-- BEGIN Dataset records --
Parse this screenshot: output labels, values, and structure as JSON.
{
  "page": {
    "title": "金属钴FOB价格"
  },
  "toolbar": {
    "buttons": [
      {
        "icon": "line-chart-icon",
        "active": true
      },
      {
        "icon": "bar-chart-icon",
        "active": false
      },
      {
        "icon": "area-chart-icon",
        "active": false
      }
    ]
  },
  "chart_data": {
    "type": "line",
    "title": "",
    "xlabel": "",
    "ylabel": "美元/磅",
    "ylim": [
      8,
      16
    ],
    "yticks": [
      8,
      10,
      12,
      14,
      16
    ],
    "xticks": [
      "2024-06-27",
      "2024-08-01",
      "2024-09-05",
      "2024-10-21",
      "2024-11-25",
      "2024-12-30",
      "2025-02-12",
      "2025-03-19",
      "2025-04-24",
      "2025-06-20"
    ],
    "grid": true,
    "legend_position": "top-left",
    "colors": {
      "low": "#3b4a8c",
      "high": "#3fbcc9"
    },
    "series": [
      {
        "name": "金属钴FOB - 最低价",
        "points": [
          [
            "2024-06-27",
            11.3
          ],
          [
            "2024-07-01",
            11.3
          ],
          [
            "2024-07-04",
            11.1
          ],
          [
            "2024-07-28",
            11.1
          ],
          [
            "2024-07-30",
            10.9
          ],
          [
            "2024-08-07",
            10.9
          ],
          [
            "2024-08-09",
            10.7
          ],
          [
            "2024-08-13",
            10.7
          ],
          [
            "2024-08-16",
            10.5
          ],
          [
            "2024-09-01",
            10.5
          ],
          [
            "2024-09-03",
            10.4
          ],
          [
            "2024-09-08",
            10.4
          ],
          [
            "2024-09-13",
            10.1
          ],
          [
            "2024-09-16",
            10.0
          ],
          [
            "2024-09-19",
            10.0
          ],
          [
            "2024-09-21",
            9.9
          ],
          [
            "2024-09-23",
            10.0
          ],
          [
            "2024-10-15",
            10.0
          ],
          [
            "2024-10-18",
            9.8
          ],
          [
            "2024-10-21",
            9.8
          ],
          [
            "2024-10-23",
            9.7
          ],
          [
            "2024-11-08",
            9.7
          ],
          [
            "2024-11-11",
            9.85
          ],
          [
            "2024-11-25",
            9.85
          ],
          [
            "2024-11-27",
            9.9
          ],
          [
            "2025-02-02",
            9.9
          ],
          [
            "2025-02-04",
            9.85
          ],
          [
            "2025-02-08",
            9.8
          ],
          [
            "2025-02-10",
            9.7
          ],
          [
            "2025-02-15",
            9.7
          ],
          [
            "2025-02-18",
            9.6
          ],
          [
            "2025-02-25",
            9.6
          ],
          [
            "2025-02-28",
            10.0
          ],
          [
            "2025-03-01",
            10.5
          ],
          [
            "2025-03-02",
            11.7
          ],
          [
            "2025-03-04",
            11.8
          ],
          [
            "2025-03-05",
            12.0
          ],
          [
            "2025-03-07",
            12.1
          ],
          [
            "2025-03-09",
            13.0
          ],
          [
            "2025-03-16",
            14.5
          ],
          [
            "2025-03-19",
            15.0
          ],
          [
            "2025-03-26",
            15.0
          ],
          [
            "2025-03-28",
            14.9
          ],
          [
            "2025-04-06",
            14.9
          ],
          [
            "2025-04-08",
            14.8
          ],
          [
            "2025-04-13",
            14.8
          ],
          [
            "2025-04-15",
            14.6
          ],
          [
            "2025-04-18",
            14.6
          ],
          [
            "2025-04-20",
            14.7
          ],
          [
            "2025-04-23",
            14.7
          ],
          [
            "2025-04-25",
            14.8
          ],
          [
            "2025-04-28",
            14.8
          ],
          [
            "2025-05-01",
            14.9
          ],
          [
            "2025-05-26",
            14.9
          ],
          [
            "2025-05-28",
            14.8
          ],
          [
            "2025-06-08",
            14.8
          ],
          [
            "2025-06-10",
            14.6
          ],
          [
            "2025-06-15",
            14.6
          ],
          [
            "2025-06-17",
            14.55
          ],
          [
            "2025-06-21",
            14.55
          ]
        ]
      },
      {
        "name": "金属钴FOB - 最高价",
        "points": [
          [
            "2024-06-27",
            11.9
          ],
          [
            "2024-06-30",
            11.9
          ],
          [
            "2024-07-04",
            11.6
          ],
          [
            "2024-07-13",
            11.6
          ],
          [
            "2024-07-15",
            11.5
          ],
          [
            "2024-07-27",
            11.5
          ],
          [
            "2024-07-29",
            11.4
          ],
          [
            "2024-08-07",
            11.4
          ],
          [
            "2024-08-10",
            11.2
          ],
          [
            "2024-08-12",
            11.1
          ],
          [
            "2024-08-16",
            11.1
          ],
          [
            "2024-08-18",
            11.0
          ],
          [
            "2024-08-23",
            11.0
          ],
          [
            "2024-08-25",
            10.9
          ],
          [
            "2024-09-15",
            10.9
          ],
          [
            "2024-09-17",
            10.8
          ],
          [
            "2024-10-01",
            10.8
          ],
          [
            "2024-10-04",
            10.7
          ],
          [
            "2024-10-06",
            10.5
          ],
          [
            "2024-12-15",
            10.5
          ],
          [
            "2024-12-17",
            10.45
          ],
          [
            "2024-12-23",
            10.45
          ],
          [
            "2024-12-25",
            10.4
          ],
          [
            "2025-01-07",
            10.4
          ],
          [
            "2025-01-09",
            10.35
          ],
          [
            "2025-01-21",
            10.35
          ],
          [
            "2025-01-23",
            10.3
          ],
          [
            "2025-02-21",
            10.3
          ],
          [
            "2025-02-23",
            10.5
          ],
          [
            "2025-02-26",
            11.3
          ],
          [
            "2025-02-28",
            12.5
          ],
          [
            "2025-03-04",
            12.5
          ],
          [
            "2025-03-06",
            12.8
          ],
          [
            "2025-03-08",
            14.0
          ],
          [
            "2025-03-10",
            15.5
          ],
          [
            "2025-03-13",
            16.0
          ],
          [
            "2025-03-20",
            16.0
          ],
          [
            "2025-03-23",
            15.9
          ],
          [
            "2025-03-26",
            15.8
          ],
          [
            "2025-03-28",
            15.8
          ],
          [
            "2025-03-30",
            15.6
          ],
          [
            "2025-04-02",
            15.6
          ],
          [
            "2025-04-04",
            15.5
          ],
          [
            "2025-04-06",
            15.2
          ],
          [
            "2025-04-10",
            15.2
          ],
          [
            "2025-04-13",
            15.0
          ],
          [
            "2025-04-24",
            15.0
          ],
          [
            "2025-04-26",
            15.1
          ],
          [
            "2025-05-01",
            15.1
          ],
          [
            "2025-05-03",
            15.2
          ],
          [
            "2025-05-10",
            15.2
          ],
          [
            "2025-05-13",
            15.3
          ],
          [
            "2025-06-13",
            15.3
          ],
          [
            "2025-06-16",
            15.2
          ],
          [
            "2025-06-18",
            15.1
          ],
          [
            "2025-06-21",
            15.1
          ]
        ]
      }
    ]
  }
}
-- END Dataset records --
# Task goal
All of the records must be retyped exactly as they are.

# Completed task
Parse this screenshot: output labels, values, and structure as JSON.
{
  "page": {
    "title": "金属钴FOB价格"
  },
  "toolbar": {
    "buttons": [
      {
        "icon": "line-chart-icon",
        "active": true
      },
      {
        "icon": "bar-chart-icon",
        "active": false
      },
      {
        "icon": "area-chart-icon",
        "active": false
      }
    ]
  },
  "chart_data": {
    "type": "line",
    "title": "",
    "xlabel": "",
    "ylabel": "美元/磅",
    "ylim": [
      8,
      16
    ],
    "yticks": [
      8,
      10,
      12,
      14,
      16
    ],
    "xticks": [
      "2024-06-27",
      "2024-08-01",
      "2024-09-05",
      "2024-10-21",
      "2024-11-25",
      "2024-12-30",
      "2025-02-12",
      "2025-03-19",
      "2025-04-24",
      "2025-06-20"
    ],
    "grid": true,
    "legend_position": "top-left",
    "colors": {
      "low": "#3b4a8c",
      "high": "#3fbcc9"
    },
    "series": [
      {
        "name": "金属钴FOB - 最低价",
        "points": [
          [
            "2024-06-27",
            11.3
          ],
          [
            "2024-07-01",
            11.3
          ],
          [
            "2024-07-04",
            11.1
          ],
          [
            "2024-07-28",
            11.1
          ],
          [
            "2024-07-30",
            10.9
          ],
          [
            "2024-08-07",
            10.9
          ],
          [
            "2024-08-09",
            10.7
          ],
          [
            "2024-08-13",
            10.7
          ],
          [
            "2024-08-16",
            10.5
          ],
          [
            "2024-09-01",
            10.5
          ],
          [
            "2024-09-03",
            10.4
          ],
          [
            "2024-09-08",
            10.4
          ],
          [
            "2024-09-13",
            10.1
          ],
          [
            "2024-09-16",
            10.0
          ],
          [
            "2024-09-19",
            10.0
          ],
          [
            "2024-09-21",
            9.9
          ],
          [
            "2024-09-23",
            10.0
          ],
          [
            "2024-10-15",
            10.0
          ],
          [
            "2024-10-18",
            9.8
          ],
          [
            "2024-10-21",
            9.8
          ],
          [
            "2024-10-23",
            9.7
          ],
          [
            "2024-11-08",
            9.7
          ],
          [
            "2024-11-11",
            9.85
          ],
          [
            "2024-11-25",
            9.85
          ],
          [
            "2024-11-27",
            9.9
          ],
          [
            "2025-02-02",
            9.9
          ],
          [
            "2025-02-04",
            9.85
          ],
          [
            "2025-02-08",
            9.8
          ],
          [
            "2025-02-10",
            9.7
          ],
          [
            "2025-02-15",
            9.7
          ],
          [
            "2025-02-18",
            9.6
          ],
          [
            "2025-02-25",
            9.6
          ],
          [
            "2025-02-28",
            10.0
          ],
          [
            "2025-03-01",
            10.5
          ],
          [
            "2025-03-02",
            11.7
          ],
          [
            "2025-03-04",
            11.8
          ],
          [
            "2025-03-05",
            12.0
          ],
          [
            "2025-03-07",
            12.1
          ],
          [
            "2025-03-09",
            13.0
          ],
          [
            "2025-03-16",
            14.5
          ],
          [
            "2025-03-19",
            15.0
          ],
          [
            "2025-03-26",
            15.0
          ],
          [
            "2025-03-28",
            14.9
          ],
          [
            "2025-04-06",
            14.9
          ],
          [
            "2025-04-08",
            14.8
          ],
          [
            "2025-04-13",
            14.8
          ],
          [
            "2025-04-15",
            14.6
          ],
          [
            "2025-04-18",
            14.6
          ],
          [
            "2025-04-20",
            14.7
          ],
          [
            "2025-04-23",
            14.7
          ],
          [
            "2025-04-25",
            14.8
          ],
          [
            "2025-04-28",
            14.8
          ],
          [
            "2025-05-01",
            14.9
          ],
          [
            "2025-05-26",
            14.9
          ],
          [
            "2025-05-28",
            14.8
          ],
          [
            "2025-06-08",
            14.8
          ],
          [
            "2025-06-10",
            14.6
          ],
          [
            "2025-06-15",
            14.6
          ],
          [
            "2025-06-17",
            14.55
          ],
          [
            "2025-06-21",
            14.55
          ]
        ]
      },
      {
        "name": "金属钴FOB - 最高价",
        "points": [
          [
            "2024-06-27",
            11.9
          ],
          [
            "2024-06-30",
            11.9
          ],
          [
            "2024-07-04",
            11.6
          ],
          [
            "2024-07-13",
            11.6
          ],
          [
            "2024-07-15",
            11.5
          ],
          [
            "2024-07-27",
            11.5
          ],
          [
            "2024-07-29",
            11.4
          ],
          [
            "2024-08-07",
            11.4
          ],
          [
            "2024-08-10",
            11.2
          ],
          [
            "2024-08-12",
            11.1
          ],
          [
            "2024-08-16",
            11.1
          ],
          [
            "2024-08-18",
            11.0
          ],
          [
            "2024-08-23",
            11.0
          ],
          [
            "2024-08-25",
            10.9
          ],
          [
            "2024-09-15",
            10.9
          ],
          [
            "2024-09-17",
            10.8
          ],
          [
            "2024-10-01",
            10.8
          ],
          [
            "2024-10-04",
            10.7
          ],
          [
            "2024-10-06",
            10.5
          ],
          [
            "2024-12-15",
            10.5
          ],
          [
            "2024-12-17",
            10.45
          ],
          [
            "2024-12-23",
            10.45
          ],
          [
            "2024-12-25",
            10.4
          ],
          [
            "2025-01-07",
            10.4
          ],
          [
            "2025-01-09",
            10.35
          ],
          [
            "2025-01-21",
            10.35
          ],
          [
            "2025-01-23",
            10.3
          ],
          [
            "2025-02-21",
            10.3
          ],
          [
            "2025-02-23",
            10.5
          ],
          [
            "2025-02-26",
            11.3
          ],
          [
            "2025-02-28",
            12.5
          ],
          [
            "2025-03-04",
            12.5
          ],
          [
            "2025-03-06",
            12.8
          ],
          [
            "2025-03-08",
            14.0
          ],
          [
            "2025-03-10",
            15.5
          ],
          [
            "2025-03-13",
            16.0
          ],
          [
            "2025-03-20",
            16.0
          ],
          [
            "2025-03-23",
            15.9
          ],
          [
            "2025-03-26",
            15.8
          ],
          [
            "2025-03-28",
            15.8
          ],
          [
            "2025-03-30",
            15.6
          ],
          [
            "2025-04-02",
            15.6
          ],
          [
            "2025-04-04",
            15.5
          ],
          [
            "2025-04-06",
            15.2
          ],
          [
            "2025-04-10",
            15.2
          ],
          [
            "2025-04-13",
            15.0
          ],
          [
            "2025-04-24",
            15.0
          ],
          [
            "2025-04-26",
            15.1
          ],
          [
            "2025-05-01",
            15.1
          ],
          [
            "2025-05-03",
            15.2
          ],
          [
            "2025-05-10",
            15.2
          ],
          [
            "2025-05-13",
            15.3
          ],
          [
            "2025-06-13",
            15.3
          ],
          [
            "2025-06-16",
            15.2
          ],
          [
            "2025-06-18",
            15.1
          ],
          [
            "2025-06-21",
            15.1
          ]
        ]
      }
    ]
  }
}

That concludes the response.